■ **Work instructions**
Your copy of the material below should match it exactly, except that it holds no pictures.

■ **Records shown**
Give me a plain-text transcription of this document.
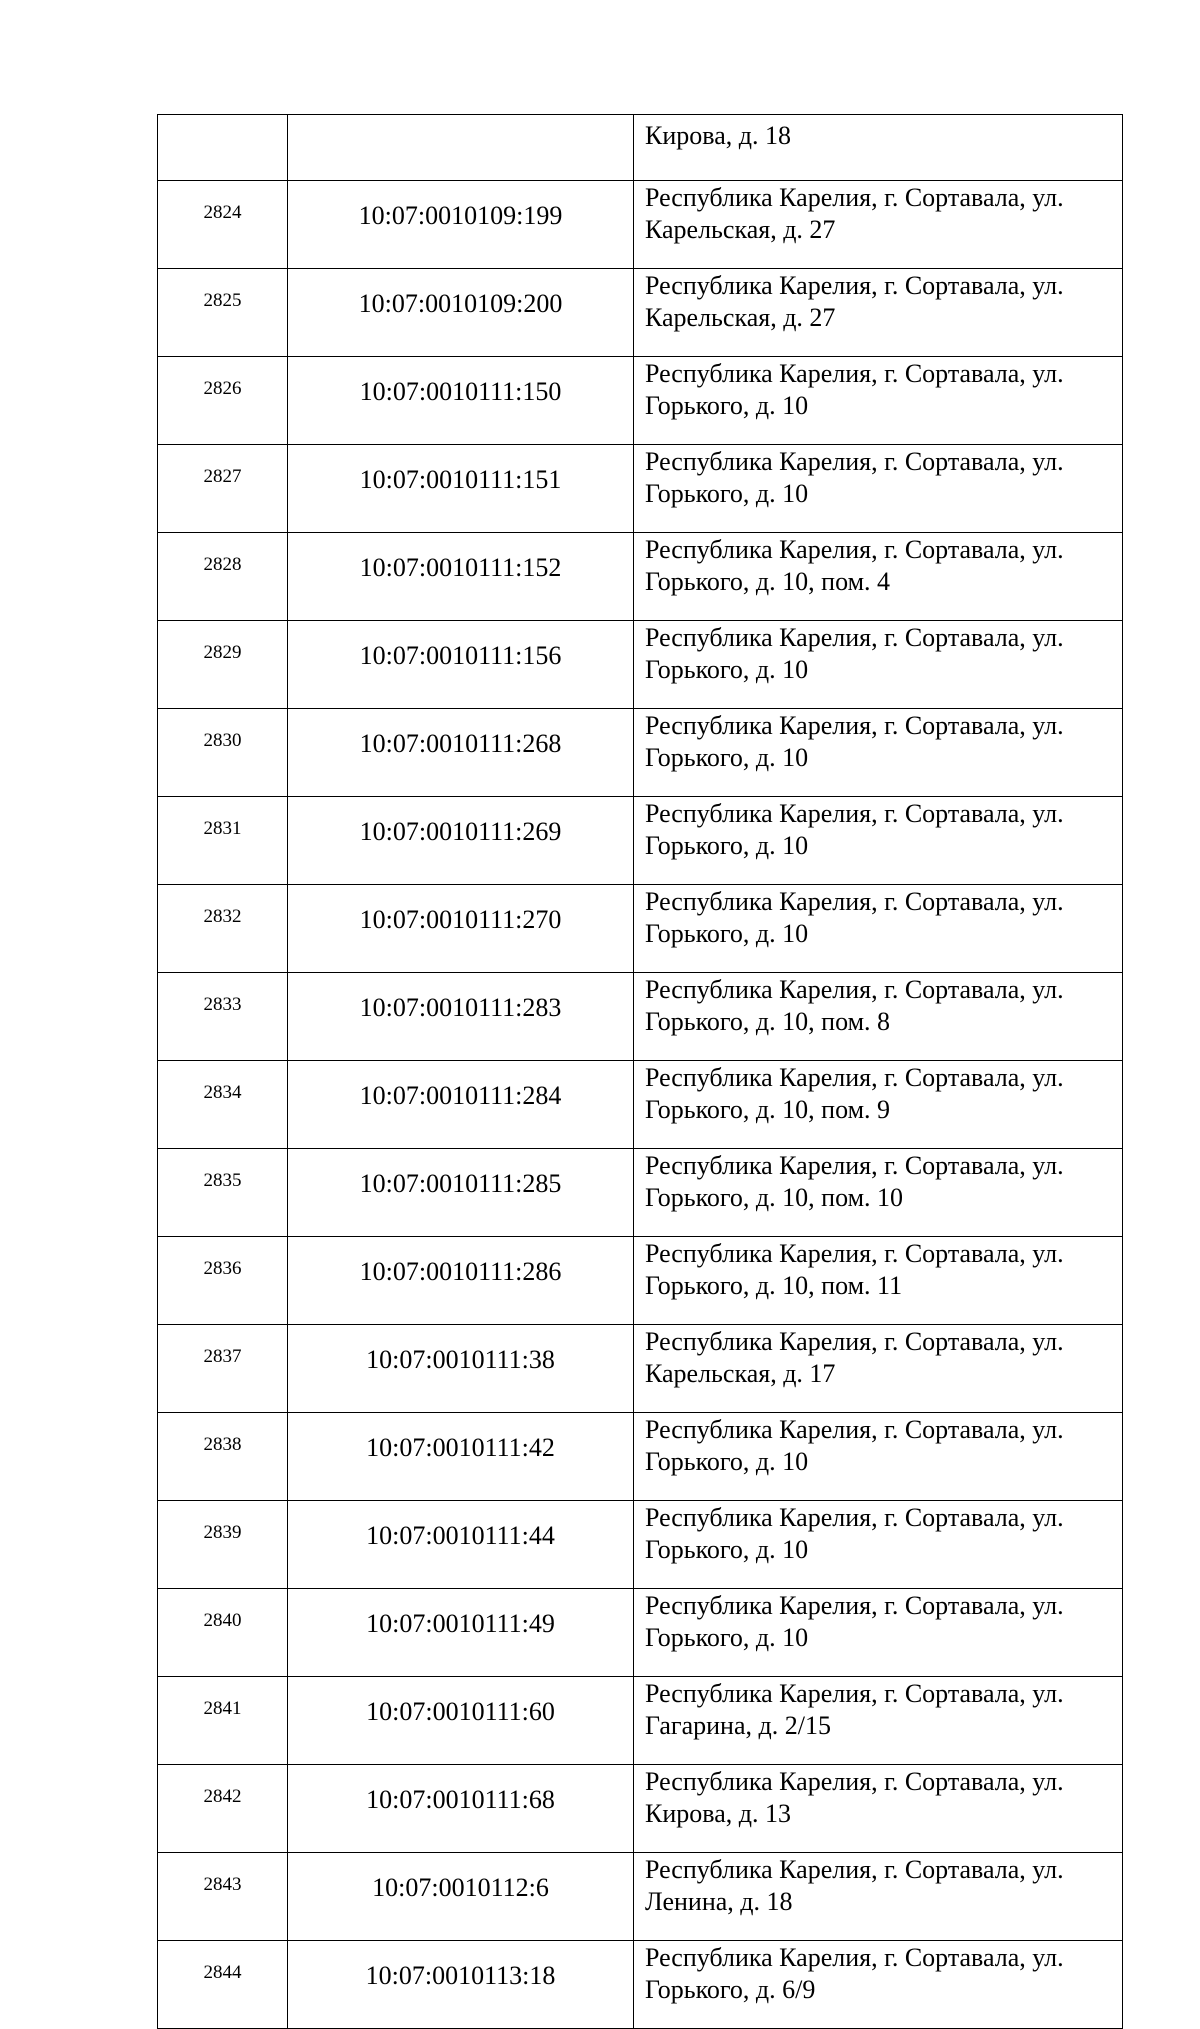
		Кирова, д. 18

2824	10:07:0010109:199	Республика Карелия, г. Сортавала, ул.
Карельская, д. 27

2825	10:07:0010109:200	Республика Карелия, г. Сортавала, ул.
Карельская, д. 27

2826	10:07:0010111:150	Республика Карелия, г. Сортавала, ул.
Горького, д. 10

2827	10:07:0010111:151	Республика Карелия, г. Сортавала, ул.
Горького, д. 10

2828	10:07:0010111:152	Республика Карелия, г. Сортавала, ул.
Горького, д. 10, пом. 4

2829	10:07:0010111:156	Республика Карелия, г. Сортавала, ул.
Горького, д. 10

2830	10:07:0010111:268	Республика Карелия, г. Сортавала, ул.
Горького, д. 10

2831	10:07:0010111:269	Республика Карелия, г. Сортавала, ул.
Горького, д. 10

2832	10:07:0010111:270	Республика Карелия, г. Сортавала, ул.
Горького, д. 10

2833	10:07:0010111:283	Республика Карелия, г. Сортавала, ул.
Горького, д. 10, пом. 8

2834	10:07:0010111:284	Республика Карелия, г. Сортавала, ул.
Горького, д. 10, пом. 9

2835	10:07:0010111:285	Республика Карелия, г. Сортавала, ул.
Горького, д. 10, пом. 10

2836	10:07:0010111:286	Республика Карелия, г. Сортавала, ул.
Горького, д. 10, пом. 11

2837	10:07:0010111:38	Республика Карелия, г. Сортавала, ул.
Карельская, д. 17

2838	10:07:0010111:42	Республика Карелия, г. Сортавала, ул.
Горького, д. 10

2839	10:07:0010111:44	Республика Карелия, г. Сортавала, ул.
Горького, д. 10

2840	10:07:0010111:49	Республика Карелия, г. Сортавала, ул.
Горького, д. 10

2841	10:07:0010111:60	Республика Карелия, г. Сортавала, ул.
Гагарина, д. 2/15

2842	10:07:0010111:68	Республика Карелия, г. Сортавала, ул.
Кирова, д. 13

2843	10:07:0010112:6	Республика Карелия, г. Сортавала, ул.
Ленина, д. 18

2844	10:07:0010113:18	Республика Карелия, г. Сортавала, ул.
Горького, д. 6/9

■ **Task response**
Give me a plain-text transcription of this document.
		Кирова, д. 18

2824	10:07:0010109:199	Республика Карелия, г. Сортавала, ул.
Карельская, д. 27

2825	10:07:0010109:200	Республика Карелия, г. Сортавала, ул.
Карельская, д. 27

2826	10:07:0010111:150	Республика Карелия, г. Сортавала, ул.
Горького, д. 10

2827	10:07:0010111:151	Республика Карелия, г. Сортавала, ул.
Горького, д. 10

2828	10:07:0010111:152	Республика Карелия, г. Сортавала, ул.
Горького, д. 10, пом. 4

2829	10:07:0010111:156	Республика Карелия, г. Сортавала, ул.
Горького, д. 10

2830	10:07:0010111:268	Республика Карелия, г. Сортавала, ул.
Горького, д. 10

2831	10:07:0010111:269	Республика Карелия, г. Сортавала, ул.
Горького, д. 10

2832	10:07:0010111:270	Республика Карелия, г. Сортавала, ул.
Горького, д. 10

2833	10:07:0010111:283	Республика Карелия, г. Сортавала, ул.
Горького, д. 10, пом. 8

2834	10:07:0010111:284	Республика Карелия, г. Сортавала, ул.
Горького, д. 10, пом. 9

2835	10:07:0010111:285	Республика Карелия, г. Сортавала, ул.
Горького, д. 10, пом. 10

2836	10:07:0010111:286	Республика Карелия, г. Сортавала, ул.
Горького, д. 10, пом. 11

2837	10:07:0010111:38	Республика Карелия, г. Сортавала, ул.
Карельская, д. 17

2838	10:07:0010111:42	Республика Карелия, г. Сортавала, ул.
Горького, д. 10

2839	10:07:0010111:44	Республика Карелия, г. Сортавала, ул.
Горького, д. 10

2840	10:07:0010111:49	Республика Карелия, г. Сортавала, ул.
Горького, д. 10

2841	10:07:0010111:60	Республика Карелия, г. Сортавала, ул.
Гагарина, д. 2/15

2842	10:07:0010111:68	Республика Карелия, г. Сортавала, ул.
Кирова, д. 13

2843	10:07:0010112:6	Республика Карелия, г. Сортавала, ул.
Ленина, д. 18

2844	10:07:0010113:18	Республика Карелия, г. Сортавала, ул.
Горького, д. 6/9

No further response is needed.